LISTED RECORDS -
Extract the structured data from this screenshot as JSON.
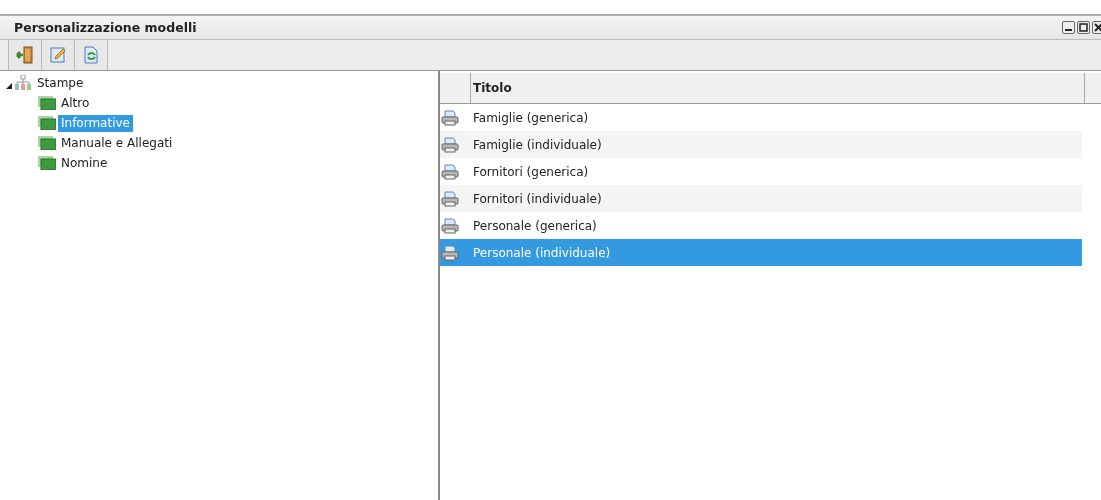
{
  "window": {
    "title": "Personalizzazione modelli"
  },
  "tree": {
    "label": "Stampe",
    "expanded": true,
    "selected": false,
    "children": [
      {
        "label": "Altro",
        "selected": false
      },
      {
        "label": "Informative",
        "selected": true
      },
      {
        "label": "Manuale e Allegati",
        "selected": false
      },
      {
        "label": "Nomine",
        "selected": false
      }
    ]
  },
  "table": {
    "columns": [
      {
        "label": "Titolo"
      }
    ],
    "rows": [
      {
        "title": "Famiglie (generica)",
        "selected": false
      },
      {
        "title": "Famiglie (individuale)",
        "selected": false
      },
      {
        "title": "Fornitori (generica)",
        "selected": false
      },
      {
        "title": "Fornitori (individuale)",
        "selected": false
      },
      {
        "title": "Personale (generica)",
        "selected": false
      },
      {
        "title": "Personale (individuale)",
        "selected": true
      }
    ]
  }
}
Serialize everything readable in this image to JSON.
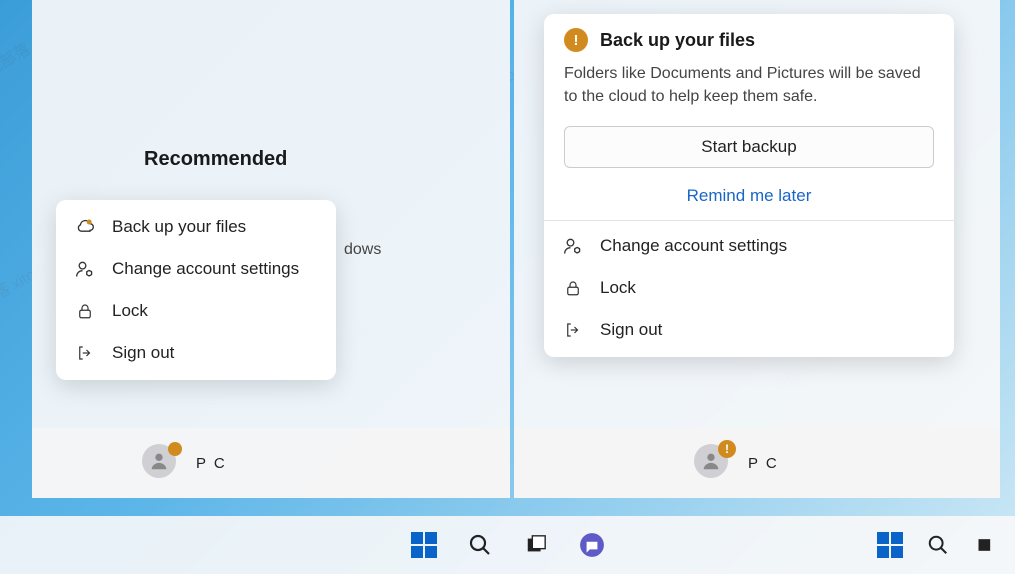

WHAT IS BEING ASKED -
Extract all the entries word for word; omit any pictures.

THE ANSWER -
Extract the structured data from this screenshot as JSON.
{
  "window": {
    "title": "Personalizzazione modelli"
  },
  "tree": {
    "label": "Stampe",
    "expanded": true,
    "selected": false,
    "children": [
      {
        "label": "Altro",
        "selected": false
      },
      {
        "label": "Informative",
        "selected": true
      },
      {
        "label": "Manuale e Allegati",
        "selected": false
      },
      {
        "label": "Nomine",
        "selected": false
      }
    ]
  },
  "table": {
    "columns": [
      {
        "label": "Titolo"
      }
    ],
    "rows": [
      {
        "title": "Famiglie (generica)",
        "selected": false
      },
      {
        "title": "Famiglie (individuale)",
        "selected": false
      },
      {
        "title": "Fornitori (generica)",
        "selected": false
      },
      {
        "title": "Fornitori (individuale)",
        "selected": false
      },
      {
        "title": "Personale (generica)",
        "selected": false
      },
      {
        "title": "Personale (individuale)",
        "selected": true
      }
    ]
  }
}
Serialize everything readable in this image to JSON.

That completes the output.